**To do**
Read the records below. Copy each line where the string "genome" occurs.

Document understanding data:
━━━

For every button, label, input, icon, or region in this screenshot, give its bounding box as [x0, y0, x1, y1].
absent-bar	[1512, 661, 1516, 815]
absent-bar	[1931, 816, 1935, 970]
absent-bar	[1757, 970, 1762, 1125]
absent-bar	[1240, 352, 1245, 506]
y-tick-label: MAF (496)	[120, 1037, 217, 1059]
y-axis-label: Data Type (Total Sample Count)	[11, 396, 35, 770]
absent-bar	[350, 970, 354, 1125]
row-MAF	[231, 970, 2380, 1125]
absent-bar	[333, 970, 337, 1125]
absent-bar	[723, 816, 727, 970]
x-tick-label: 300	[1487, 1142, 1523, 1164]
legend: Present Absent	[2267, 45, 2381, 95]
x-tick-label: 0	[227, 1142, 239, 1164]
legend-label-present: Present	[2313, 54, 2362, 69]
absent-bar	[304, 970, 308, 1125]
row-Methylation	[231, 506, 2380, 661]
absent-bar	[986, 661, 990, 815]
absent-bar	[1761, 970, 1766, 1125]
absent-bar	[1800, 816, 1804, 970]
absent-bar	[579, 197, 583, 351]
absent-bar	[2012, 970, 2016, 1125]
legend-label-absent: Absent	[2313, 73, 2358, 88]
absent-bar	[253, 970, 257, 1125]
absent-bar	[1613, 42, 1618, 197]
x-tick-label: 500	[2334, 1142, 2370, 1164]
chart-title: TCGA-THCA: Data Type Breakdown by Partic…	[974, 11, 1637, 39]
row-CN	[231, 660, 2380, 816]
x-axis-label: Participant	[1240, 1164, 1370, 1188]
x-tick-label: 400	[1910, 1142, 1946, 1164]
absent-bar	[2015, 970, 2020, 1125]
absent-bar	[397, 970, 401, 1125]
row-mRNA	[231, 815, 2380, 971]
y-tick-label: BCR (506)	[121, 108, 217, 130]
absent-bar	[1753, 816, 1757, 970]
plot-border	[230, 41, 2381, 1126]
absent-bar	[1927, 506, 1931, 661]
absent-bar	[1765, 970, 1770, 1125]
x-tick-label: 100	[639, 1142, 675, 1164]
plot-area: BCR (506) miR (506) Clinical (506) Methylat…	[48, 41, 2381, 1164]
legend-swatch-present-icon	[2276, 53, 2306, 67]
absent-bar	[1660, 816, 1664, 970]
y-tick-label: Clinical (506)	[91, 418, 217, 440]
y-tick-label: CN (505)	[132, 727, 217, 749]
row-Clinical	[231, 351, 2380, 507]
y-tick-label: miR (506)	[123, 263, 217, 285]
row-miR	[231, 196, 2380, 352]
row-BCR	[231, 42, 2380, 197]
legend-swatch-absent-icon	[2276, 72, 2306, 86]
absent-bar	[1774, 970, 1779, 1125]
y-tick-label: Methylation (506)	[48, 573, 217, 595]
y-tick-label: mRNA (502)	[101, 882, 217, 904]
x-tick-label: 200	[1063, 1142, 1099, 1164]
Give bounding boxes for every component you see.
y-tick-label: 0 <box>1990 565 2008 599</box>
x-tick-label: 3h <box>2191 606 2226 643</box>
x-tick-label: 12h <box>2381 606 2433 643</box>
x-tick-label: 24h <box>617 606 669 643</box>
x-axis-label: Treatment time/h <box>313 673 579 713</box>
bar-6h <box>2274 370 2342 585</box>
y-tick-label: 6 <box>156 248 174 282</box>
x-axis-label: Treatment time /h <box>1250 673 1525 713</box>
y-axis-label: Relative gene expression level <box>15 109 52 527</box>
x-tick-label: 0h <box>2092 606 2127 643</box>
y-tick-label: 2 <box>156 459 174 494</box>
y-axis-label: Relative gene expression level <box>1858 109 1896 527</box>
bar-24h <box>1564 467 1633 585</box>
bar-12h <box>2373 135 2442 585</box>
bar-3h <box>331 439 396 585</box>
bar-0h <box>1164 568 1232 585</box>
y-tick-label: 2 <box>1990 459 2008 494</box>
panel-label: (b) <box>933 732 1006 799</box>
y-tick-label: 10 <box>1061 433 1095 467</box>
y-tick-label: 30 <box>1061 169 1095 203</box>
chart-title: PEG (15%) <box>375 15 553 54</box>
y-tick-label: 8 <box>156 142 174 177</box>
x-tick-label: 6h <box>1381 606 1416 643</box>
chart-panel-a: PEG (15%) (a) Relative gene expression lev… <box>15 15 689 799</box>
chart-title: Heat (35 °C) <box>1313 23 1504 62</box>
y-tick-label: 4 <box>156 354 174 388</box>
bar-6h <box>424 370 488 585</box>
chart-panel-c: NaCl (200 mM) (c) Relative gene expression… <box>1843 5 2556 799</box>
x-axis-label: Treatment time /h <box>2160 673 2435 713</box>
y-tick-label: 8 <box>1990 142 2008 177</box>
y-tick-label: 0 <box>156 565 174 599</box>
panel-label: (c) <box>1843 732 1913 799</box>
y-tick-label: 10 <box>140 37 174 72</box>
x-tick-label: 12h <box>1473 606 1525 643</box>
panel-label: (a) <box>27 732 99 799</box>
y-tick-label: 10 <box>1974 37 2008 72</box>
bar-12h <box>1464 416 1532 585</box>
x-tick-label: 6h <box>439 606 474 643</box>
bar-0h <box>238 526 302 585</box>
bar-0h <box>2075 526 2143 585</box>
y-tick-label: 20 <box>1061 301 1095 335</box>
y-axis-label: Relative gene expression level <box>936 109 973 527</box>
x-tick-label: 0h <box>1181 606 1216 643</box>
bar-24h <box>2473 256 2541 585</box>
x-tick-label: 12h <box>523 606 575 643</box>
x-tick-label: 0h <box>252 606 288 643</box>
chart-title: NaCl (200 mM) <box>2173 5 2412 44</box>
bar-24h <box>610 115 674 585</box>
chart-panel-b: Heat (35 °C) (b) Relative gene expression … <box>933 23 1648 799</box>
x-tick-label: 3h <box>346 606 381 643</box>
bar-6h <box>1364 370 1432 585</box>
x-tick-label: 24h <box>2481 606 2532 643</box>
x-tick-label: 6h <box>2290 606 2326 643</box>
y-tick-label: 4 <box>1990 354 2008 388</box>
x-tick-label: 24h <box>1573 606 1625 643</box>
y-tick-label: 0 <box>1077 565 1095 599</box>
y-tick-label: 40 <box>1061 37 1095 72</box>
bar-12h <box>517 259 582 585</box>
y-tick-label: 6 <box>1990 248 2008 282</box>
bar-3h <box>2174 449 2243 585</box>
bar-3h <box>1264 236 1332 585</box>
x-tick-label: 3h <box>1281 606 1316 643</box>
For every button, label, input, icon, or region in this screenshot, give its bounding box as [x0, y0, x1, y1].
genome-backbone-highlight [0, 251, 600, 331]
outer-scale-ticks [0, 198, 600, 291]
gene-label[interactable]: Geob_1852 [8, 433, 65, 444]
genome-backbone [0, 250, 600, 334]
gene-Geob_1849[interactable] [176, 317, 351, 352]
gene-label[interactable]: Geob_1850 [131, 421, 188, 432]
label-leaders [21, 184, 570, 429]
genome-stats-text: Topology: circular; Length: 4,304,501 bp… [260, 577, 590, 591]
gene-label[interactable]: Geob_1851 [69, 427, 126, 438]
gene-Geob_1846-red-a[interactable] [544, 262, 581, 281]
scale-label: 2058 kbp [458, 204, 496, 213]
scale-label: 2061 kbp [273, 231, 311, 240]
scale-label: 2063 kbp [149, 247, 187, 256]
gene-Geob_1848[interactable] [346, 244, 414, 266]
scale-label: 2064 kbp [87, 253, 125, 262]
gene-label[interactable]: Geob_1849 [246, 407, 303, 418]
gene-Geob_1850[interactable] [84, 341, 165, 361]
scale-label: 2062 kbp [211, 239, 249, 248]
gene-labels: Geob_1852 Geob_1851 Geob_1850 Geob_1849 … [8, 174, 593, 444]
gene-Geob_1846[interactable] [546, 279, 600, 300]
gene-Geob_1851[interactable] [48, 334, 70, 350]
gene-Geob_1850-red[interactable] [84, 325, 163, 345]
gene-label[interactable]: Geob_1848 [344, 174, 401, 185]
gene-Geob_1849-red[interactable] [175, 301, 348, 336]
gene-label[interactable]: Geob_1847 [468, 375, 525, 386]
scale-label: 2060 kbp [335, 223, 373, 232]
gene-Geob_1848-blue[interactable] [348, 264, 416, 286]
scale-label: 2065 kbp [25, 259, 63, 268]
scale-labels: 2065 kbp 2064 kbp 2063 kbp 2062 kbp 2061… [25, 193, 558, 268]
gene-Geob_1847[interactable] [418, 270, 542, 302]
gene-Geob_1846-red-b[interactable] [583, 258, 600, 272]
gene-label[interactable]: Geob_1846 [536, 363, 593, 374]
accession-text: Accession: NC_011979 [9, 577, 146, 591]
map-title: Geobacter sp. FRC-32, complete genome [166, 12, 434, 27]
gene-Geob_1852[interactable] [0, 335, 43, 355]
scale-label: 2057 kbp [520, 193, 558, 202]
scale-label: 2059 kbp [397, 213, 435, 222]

━━━

**Problem solution**
genome-backbone-highlight [0, 251, 600, 331]
genome-backbone [0, 250, 600, 334]
genome-stats-text: Topology: circular; Length: 4,304,501 bp… [260, 577, 590, 591]
map-title: Geobacter sp. FRC-32, complete genome [166, 12, 434, 27]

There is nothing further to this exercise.